◆ **TASK STATEMENT**:
Among the lines listed below, count those that include the string "name", and state only the count.

+ + + + + + +

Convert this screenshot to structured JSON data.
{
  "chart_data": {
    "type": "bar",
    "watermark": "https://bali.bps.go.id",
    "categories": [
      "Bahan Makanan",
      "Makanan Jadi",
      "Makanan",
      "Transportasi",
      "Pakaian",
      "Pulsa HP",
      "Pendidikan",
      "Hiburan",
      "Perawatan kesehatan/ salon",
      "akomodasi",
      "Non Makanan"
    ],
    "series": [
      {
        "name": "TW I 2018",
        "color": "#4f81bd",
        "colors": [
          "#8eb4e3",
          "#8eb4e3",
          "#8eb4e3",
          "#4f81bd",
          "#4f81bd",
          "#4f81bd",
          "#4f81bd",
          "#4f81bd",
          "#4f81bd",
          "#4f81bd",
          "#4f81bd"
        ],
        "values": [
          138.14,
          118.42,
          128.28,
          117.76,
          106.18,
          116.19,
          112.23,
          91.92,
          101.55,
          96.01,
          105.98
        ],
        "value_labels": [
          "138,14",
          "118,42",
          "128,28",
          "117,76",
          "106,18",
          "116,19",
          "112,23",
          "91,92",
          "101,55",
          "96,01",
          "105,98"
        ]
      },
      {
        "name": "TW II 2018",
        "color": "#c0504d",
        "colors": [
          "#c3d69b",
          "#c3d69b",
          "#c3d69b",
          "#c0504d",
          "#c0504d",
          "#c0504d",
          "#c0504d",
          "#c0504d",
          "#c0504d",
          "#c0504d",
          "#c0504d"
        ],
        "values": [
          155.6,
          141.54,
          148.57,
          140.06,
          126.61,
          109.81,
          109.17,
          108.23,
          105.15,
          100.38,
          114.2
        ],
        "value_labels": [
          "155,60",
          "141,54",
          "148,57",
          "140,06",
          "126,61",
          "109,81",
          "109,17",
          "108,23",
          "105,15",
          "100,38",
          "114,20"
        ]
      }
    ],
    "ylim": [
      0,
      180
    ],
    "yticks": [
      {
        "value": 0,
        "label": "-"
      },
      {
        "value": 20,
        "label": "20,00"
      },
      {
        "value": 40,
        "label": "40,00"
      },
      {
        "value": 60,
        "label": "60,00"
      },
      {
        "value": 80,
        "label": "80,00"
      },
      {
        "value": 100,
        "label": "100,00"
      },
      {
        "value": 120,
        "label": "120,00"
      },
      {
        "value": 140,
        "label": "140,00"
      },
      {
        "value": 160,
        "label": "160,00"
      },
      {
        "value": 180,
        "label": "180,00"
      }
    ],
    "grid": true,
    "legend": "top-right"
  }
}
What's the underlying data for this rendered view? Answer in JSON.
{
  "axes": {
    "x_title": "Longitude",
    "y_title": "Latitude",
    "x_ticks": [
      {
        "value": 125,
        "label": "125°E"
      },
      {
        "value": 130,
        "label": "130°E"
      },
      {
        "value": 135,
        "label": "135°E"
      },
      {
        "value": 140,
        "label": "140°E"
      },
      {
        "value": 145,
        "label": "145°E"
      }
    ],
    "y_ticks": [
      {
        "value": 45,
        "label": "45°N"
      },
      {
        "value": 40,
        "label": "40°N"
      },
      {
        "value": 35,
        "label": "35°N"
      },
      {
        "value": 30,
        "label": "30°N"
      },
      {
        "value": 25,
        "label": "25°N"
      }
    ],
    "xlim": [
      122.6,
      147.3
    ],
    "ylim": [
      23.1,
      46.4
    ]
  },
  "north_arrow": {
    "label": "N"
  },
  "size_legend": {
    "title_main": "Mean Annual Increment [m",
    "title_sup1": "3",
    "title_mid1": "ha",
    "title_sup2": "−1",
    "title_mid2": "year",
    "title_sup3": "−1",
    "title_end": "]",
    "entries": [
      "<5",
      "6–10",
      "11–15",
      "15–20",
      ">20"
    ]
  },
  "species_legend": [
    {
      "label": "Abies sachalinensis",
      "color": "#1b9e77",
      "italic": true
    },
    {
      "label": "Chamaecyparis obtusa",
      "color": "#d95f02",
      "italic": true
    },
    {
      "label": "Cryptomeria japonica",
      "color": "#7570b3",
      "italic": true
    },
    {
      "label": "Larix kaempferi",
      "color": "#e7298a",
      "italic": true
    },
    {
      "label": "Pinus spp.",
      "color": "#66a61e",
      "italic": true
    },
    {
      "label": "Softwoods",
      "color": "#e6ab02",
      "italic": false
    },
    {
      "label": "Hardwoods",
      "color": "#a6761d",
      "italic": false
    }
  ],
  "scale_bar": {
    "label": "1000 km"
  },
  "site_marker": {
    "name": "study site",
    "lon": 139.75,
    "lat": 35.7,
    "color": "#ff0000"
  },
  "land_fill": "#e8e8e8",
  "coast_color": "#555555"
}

+ + + + + + +

◆ **WRITTEN RESPONSE**:
3